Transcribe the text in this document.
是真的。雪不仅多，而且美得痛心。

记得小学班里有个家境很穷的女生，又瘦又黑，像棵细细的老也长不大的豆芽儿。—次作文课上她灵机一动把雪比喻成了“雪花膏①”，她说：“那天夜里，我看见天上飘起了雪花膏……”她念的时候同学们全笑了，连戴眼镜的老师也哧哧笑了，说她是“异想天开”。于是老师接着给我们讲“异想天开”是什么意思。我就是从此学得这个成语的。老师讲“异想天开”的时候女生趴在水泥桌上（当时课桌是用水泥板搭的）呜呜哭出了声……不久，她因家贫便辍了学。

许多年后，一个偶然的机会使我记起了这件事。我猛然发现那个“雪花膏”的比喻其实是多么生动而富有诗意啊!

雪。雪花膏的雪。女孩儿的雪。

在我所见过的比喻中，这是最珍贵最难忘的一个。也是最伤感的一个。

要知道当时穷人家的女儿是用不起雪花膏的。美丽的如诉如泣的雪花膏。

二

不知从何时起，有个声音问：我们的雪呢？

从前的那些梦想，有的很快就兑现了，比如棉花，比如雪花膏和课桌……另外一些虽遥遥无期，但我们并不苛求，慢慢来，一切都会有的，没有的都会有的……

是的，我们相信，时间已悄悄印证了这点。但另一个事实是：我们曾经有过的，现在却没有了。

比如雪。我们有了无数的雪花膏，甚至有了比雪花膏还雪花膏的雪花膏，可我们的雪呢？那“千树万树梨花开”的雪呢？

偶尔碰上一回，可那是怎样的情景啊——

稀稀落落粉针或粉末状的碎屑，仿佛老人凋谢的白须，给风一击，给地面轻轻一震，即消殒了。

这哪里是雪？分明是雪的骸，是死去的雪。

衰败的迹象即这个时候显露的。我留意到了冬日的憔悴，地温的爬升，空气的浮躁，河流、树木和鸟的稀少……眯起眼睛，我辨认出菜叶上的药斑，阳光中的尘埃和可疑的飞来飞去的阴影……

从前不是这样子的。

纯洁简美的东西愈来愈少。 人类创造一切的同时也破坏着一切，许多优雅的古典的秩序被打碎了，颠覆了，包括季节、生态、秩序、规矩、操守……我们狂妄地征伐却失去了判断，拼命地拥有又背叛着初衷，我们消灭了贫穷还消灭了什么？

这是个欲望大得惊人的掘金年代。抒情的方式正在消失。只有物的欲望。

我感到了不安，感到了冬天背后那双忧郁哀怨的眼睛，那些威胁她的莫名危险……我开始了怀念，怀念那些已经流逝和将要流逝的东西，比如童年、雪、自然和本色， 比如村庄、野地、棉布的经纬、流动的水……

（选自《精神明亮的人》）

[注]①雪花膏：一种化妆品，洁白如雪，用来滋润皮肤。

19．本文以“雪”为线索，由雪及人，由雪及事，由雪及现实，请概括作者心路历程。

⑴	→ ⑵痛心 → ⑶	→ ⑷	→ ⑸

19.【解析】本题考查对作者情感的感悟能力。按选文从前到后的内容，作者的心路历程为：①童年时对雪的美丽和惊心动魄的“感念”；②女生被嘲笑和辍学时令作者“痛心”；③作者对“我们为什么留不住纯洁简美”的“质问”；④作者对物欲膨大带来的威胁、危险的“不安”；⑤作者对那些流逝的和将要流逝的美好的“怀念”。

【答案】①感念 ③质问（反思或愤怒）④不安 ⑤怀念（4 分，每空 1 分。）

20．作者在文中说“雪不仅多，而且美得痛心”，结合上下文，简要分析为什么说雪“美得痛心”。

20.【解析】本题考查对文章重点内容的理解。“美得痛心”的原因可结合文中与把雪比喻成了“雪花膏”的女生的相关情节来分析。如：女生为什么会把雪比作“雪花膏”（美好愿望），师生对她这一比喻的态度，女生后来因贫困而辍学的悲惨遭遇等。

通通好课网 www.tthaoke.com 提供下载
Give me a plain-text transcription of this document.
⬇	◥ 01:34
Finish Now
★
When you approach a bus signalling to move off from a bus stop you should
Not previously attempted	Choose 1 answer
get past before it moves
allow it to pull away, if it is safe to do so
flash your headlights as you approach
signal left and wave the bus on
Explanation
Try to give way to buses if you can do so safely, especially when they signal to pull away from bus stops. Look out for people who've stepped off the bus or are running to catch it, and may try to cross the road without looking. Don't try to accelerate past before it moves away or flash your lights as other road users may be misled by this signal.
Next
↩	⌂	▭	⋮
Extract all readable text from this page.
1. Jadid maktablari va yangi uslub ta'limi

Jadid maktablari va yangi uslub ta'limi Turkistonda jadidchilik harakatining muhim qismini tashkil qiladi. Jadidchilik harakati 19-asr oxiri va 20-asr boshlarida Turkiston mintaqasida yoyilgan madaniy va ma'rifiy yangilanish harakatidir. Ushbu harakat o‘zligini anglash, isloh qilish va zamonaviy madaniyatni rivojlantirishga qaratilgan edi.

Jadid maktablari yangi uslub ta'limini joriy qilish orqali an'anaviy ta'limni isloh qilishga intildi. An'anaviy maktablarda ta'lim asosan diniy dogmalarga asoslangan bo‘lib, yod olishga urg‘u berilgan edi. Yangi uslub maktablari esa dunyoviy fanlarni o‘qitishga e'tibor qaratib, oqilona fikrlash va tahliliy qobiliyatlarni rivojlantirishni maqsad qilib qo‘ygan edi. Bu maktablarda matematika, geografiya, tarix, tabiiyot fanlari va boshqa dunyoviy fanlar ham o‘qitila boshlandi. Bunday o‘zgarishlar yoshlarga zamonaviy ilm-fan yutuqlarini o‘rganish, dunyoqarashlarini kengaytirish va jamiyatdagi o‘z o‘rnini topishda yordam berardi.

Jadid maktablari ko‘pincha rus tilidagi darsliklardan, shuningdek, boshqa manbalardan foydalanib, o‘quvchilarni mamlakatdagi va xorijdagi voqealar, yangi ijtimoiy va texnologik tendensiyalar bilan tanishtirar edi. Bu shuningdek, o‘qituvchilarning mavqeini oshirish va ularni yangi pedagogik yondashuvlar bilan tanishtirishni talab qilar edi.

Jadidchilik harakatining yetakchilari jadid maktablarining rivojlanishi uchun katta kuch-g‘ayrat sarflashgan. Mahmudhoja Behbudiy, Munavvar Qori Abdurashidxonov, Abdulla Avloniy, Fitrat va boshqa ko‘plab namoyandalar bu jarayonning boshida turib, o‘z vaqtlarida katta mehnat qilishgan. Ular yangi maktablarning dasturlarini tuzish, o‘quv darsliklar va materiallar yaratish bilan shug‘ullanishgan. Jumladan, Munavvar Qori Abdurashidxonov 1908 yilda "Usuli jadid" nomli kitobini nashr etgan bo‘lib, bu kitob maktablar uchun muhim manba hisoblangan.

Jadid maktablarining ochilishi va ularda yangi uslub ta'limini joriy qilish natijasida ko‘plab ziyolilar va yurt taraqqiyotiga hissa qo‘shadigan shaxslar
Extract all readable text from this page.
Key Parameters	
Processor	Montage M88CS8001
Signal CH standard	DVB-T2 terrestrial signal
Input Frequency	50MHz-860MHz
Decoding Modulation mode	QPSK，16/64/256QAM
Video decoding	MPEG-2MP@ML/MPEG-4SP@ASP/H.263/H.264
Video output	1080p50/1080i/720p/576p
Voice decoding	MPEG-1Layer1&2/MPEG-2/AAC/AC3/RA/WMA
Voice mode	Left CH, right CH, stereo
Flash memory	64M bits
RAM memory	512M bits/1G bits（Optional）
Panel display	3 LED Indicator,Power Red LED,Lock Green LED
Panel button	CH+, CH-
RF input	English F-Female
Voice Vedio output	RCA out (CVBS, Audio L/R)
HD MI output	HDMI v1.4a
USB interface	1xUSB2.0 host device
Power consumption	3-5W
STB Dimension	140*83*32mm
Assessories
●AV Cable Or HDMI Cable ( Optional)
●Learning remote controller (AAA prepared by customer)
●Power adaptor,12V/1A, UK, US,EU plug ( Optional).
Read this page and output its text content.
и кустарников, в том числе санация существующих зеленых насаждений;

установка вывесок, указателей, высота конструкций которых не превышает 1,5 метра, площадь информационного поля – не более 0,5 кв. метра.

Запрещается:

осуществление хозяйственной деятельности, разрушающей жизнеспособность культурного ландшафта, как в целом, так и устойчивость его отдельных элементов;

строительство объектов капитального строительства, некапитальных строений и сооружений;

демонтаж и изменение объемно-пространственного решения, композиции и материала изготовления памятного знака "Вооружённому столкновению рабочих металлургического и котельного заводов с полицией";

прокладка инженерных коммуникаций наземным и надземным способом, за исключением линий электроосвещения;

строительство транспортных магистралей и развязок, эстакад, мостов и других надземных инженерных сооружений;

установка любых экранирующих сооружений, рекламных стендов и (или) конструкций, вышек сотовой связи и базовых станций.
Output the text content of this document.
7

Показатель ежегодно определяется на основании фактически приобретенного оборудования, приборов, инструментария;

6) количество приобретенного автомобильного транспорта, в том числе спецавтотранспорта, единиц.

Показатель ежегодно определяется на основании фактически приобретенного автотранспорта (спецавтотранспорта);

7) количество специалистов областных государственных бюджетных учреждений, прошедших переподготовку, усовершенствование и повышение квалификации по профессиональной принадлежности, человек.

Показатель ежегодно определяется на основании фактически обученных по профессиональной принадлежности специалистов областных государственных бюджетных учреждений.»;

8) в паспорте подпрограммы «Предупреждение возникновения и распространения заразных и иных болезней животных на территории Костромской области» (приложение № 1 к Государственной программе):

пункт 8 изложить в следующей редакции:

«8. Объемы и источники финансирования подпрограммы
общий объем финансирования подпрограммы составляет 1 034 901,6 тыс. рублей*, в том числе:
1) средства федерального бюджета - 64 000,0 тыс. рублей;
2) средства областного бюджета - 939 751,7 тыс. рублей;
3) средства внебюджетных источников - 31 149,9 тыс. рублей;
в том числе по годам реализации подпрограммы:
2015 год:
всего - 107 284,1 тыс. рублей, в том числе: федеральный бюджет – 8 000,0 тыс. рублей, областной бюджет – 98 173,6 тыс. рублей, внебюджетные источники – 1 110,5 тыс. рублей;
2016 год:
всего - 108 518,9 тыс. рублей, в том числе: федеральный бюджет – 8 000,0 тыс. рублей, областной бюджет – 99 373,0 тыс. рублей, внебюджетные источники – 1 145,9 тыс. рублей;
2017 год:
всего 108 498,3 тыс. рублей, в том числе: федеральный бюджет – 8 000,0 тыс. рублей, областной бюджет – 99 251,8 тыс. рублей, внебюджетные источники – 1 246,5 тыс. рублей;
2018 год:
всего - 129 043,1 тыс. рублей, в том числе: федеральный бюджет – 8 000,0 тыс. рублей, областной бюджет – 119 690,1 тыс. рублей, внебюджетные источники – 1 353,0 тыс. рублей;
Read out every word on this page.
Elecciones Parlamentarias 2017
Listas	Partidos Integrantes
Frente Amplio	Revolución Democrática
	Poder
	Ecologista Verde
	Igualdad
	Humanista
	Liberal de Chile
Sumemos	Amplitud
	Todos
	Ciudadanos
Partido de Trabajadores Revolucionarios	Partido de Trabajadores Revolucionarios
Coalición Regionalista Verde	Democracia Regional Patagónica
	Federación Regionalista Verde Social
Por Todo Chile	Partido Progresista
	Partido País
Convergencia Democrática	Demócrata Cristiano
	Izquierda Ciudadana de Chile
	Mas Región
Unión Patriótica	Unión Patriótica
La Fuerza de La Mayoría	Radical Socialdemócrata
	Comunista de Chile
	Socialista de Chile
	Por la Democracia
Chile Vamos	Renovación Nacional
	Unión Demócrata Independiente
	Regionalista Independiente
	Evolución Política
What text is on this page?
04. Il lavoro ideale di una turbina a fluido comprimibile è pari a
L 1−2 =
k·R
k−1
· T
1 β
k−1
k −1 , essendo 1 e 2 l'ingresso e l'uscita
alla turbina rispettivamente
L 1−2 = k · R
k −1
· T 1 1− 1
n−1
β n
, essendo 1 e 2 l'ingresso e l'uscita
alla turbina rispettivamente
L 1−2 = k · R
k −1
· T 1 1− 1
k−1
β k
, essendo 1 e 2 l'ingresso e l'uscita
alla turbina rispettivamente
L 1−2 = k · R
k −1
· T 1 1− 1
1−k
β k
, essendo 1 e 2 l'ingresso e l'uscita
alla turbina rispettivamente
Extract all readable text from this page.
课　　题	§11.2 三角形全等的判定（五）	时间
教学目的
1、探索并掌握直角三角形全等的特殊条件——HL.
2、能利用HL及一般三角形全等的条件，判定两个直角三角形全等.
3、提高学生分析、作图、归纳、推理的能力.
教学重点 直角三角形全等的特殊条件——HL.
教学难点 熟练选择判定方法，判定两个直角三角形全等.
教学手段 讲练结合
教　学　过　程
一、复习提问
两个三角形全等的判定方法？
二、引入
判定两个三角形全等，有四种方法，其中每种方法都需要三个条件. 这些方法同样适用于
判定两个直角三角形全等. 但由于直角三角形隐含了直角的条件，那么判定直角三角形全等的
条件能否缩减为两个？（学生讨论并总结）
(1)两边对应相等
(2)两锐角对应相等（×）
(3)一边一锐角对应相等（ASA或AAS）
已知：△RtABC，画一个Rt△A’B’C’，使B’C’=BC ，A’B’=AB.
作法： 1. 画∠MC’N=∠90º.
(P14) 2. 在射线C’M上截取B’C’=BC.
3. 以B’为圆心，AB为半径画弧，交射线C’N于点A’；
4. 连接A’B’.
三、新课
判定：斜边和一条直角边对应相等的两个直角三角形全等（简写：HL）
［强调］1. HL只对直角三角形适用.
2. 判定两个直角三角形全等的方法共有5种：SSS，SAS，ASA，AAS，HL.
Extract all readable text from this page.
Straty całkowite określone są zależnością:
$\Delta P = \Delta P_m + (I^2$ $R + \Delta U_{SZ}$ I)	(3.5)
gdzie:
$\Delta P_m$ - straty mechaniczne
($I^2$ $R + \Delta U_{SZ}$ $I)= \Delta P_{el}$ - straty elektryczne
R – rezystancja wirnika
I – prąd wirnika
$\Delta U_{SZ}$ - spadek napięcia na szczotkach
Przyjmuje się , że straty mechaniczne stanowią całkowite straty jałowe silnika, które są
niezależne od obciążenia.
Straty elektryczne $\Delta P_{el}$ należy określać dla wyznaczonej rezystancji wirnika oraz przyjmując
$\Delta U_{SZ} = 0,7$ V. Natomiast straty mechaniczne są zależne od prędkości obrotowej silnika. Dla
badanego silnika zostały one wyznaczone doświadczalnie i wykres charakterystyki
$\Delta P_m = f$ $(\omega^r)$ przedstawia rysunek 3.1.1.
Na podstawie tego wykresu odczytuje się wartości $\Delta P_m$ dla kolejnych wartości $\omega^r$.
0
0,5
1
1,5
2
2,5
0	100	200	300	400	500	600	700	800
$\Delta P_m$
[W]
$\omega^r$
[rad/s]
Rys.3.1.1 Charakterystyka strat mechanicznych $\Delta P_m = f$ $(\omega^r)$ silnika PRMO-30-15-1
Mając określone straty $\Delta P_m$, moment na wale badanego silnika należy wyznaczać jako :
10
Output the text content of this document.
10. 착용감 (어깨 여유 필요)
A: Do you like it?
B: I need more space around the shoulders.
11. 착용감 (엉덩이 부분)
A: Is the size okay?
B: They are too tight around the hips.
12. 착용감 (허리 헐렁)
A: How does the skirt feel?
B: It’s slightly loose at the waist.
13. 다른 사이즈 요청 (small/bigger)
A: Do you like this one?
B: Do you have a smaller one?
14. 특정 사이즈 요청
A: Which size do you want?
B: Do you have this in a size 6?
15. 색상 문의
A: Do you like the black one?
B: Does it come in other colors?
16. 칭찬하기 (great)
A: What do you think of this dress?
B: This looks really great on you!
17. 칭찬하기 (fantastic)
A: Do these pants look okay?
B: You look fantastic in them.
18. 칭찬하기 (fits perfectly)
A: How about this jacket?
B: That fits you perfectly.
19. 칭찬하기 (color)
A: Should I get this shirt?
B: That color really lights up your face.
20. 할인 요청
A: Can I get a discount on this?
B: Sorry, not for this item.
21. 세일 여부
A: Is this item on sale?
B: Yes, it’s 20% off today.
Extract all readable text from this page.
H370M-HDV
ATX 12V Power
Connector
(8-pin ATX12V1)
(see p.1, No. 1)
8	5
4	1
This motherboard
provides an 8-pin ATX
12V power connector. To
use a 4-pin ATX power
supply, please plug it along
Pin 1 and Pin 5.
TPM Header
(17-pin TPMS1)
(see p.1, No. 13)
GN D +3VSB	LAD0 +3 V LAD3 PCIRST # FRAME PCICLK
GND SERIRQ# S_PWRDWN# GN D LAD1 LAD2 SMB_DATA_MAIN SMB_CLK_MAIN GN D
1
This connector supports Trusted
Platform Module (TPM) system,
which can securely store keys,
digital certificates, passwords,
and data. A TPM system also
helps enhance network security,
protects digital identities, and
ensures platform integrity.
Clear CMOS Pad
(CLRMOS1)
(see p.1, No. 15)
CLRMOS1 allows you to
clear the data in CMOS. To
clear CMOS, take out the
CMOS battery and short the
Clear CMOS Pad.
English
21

::::::::::

Exercise brief:
Look through the listing and extract every line with "around" in it.

Final result:
B: I need more space around the shoulders.
B: They are too tight around the hips.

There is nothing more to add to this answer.